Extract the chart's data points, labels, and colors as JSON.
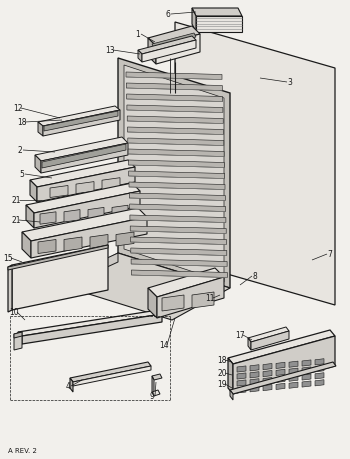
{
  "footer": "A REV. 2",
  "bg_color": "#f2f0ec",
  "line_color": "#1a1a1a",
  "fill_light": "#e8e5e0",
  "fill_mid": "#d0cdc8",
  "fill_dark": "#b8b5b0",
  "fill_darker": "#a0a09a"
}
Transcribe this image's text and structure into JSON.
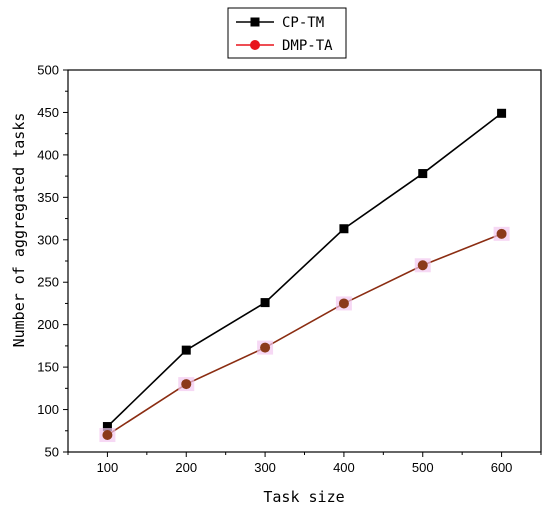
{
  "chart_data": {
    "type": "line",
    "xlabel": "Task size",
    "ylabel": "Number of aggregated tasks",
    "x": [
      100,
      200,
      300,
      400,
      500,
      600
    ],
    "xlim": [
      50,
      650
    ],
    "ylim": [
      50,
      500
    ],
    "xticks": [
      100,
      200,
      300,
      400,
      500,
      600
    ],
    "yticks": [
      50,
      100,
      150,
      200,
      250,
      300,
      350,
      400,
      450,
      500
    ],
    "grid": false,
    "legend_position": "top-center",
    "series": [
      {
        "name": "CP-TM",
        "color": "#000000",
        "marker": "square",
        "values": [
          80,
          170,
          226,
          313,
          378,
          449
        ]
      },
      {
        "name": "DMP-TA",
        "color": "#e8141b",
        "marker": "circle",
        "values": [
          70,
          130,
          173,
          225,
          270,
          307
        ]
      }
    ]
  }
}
━━━━━━━━━━━━━━━━━━━━
▶ **CHALLENGE**
Every line in the data above that contains "JSON" needs to be copied.

▶ **EXERCISE OUTPUT**
Extract the chart's data points, labels, and colors as JSON.
Transcribe this image's text and structure into JSON.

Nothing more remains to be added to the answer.